■ Selected passage ■
==================================================
## MADS 632 Week2 Assignment

In [1]:
import numpy as np
import pandas as pd
import seaborn as sn
import matplotlib.pyplot as plt
from sklearn.model_selection import train_test_split
from data_loads import load_txt
from fruit_name_lookup import fruit_name_lookup

## Data loading

In [2]:
def data_loads(file_path):
    # Load the data
    fruits = load_txt(file_path)
    return fruits

## Data Cleaning

In [4]:
def clean_data(fruits):
    # Load the data
    fruits = data_loads(file_path)
    # Remove the fruit subtype column
    fruits_cleaned = fruits.drop('fruit_subtype', axis=1)
    return fruits_cleaned
fruits_cleaned = clean_data(fruits)
fruits_cleaned.head()

Unnamed: 0,fruit_label,fruit_name,mass,width,height,color_score
0,1,apple,192,8.4,7.3,0.55
1,1,apple,180,8.0,6.8,0.59
2,1,apple,176,7.4,7.2,0.6
3,2,mandarin,86,6.2,4.7,0.8
4,2,mandarin,84,6.0,4.6,0.79


## Analysis

### Modeling Data

In [5]:
def pipeline():
    '''
    This function returns a pipeline object that can be used to fit and predict on the data
    '''
    from sklearn.pipeline import Pipeline
    from sklearn.preprocessing import MinMaxScaler
    from sklearn.neighbors import KNeighborsClassifier
    from sklearn.compose import ColumnTransformer
    numeric_features = ['mass', 'width', 'height', 'color_score']
    numeric_transformer = Pipeline(steps=[
        ('scaler', MinMaxScaler())
==================================================
■ Information given ■
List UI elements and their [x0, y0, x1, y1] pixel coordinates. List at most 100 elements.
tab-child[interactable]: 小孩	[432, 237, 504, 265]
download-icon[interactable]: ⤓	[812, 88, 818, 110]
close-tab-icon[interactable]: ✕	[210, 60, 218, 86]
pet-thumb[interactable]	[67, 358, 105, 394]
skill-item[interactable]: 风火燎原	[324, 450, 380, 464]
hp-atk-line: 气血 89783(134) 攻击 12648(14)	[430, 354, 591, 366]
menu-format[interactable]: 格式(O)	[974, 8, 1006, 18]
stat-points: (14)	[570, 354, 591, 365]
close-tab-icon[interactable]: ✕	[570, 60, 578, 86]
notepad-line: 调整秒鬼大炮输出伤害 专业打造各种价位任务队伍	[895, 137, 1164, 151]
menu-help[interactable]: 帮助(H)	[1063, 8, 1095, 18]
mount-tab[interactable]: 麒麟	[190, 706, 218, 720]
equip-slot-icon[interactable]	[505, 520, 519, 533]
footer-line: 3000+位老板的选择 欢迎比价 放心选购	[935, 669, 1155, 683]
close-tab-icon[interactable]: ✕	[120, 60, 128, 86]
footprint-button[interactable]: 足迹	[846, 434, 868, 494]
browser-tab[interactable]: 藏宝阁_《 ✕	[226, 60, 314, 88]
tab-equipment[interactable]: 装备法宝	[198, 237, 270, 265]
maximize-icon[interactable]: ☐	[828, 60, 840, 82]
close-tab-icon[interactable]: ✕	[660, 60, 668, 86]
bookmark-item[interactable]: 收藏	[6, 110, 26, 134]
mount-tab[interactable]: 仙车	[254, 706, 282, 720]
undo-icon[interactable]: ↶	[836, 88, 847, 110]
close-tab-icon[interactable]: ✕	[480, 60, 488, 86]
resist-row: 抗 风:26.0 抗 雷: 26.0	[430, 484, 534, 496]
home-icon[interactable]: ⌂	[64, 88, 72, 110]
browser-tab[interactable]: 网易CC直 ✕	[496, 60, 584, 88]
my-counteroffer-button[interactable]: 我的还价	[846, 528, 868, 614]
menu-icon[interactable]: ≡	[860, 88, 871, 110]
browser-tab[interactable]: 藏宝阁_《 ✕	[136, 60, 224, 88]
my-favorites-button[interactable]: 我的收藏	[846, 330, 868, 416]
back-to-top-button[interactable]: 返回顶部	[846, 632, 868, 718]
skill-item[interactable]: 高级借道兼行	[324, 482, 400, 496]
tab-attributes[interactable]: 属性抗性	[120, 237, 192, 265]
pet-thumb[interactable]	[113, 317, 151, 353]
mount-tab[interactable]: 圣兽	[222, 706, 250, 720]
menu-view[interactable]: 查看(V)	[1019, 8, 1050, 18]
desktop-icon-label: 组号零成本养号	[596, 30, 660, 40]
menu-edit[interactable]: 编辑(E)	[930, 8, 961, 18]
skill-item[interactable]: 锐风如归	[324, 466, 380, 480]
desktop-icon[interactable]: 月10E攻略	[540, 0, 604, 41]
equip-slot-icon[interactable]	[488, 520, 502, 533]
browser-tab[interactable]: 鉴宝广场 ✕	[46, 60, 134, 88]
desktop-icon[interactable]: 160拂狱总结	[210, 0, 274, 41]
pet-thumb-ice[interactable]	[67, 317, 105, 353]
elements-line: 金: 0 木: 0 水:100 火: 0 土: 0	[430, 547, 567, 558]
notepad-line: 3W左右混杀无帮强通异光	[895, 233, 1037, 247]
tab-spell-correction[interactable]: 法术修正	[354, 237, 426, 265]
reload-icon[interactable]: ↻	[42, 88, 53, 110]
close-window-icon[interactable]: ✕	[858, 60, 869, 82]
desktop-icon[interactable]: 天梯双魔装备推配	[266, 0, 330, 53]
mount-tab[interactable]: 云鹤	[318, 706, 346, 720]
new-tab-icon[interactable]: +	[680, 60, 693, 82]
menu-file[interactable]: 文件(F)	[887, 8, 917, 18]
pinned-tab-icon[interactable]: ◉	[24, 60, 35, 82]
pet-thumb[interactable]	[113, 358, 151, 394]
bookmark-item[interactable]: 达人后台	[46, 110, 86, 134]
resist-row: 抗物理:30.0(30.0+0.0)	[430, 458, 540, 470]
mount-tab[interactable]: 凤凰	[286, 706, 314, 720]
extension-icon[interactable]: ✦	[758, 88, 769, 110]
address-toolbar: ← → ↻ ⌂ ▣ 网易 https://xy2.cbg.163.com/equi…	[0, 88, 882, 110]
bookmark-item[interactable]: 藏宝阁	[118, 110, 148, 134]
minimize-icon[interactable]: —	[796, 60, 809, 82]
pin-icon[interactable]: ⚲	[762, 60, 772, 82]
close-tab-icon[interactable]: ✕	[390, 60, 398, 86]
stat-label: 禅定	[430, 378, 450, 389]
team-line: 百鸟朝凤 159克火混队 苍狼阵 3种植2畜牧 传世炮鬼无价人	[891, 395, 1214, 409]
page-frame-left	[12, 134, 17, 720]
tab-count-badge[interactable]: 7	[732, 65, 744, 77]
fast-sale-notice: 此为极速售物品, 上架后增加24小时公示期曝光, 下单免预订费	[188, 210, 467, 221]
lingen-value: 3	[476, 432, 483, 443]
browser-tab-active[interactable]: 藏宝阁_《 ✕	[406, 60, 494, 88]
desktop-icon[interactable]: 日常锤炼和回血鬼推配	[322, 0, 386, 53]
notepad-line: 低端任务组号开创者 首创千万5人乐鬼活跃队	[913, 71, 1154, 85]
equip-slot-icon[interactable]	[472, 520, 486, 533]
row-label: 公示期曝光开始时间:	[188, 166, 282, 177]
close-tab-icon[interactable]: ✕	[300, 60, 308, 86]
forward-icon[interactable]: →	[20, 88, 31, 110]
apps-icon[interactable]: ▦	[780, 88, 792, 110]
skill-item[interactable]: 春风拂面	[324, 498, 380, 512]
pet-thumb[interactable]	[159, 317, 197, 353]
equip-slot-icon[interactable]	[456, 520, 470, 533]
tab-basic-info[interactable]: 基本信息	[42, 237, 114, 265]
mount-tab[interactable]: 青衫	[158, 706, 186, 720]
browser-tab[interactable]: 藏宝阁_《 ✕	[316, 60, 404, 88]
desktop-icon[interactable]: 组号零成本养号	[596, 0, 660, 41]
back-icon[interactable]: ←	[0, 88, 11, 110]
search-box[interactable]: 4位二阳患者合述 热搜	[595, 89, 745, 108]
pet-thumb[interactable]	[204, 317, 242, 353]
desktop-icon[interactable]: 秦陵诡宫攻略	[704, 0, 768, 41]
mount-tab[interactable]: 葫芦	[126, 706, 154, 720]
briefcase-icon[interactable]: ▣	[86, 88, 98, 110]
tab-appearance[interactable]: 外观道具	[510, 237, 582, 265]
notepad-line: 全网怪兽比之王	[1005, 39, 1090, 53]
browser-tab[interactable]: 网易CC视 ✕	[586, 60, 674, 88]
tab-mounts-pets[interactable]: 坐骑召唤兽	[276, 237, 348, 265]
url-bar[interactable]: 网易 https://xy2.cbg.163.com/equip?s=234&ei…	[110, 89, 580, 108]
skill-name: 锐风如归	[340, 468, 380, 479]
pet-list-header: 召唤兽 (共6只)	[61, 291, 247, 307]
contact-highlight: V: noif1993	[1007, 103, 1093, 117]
==================================================
■ Complete the following ■
(a) Extract the part of the MADS 632 notebook from "## Data Cleaning" up to and including "fruits_cleaned = fruits.drop('fruit_subtype', axis=1)".
(b) Answer these questions about the MADS 632 notebook:
(i) Which column does the clean_data function drop?
(ii) In the printed table of cleaned data, what is the mass in the row with index 3?
(iii) Which scaler is placed in the numeric_transformer pipeline?
(c) List every feature named in the numeric_features list of the MADS 632 notebook.
Use only the MADS 632 notebook to answer.

■ Solutions for each task ■
(a)
## Data Cleaning

In [4]:
def clean_data(fruits):
    # Load the data
    fruits = data_loads(file_path)
    # Remove the fruit subtype column
    fruits_cleaned = fruits.drop('fruit_subtype', axis=1)

(b)
(i) fruit_subtype
(ii) 86
(iii) MinMaxScaler

(c) mass, width, height, color_score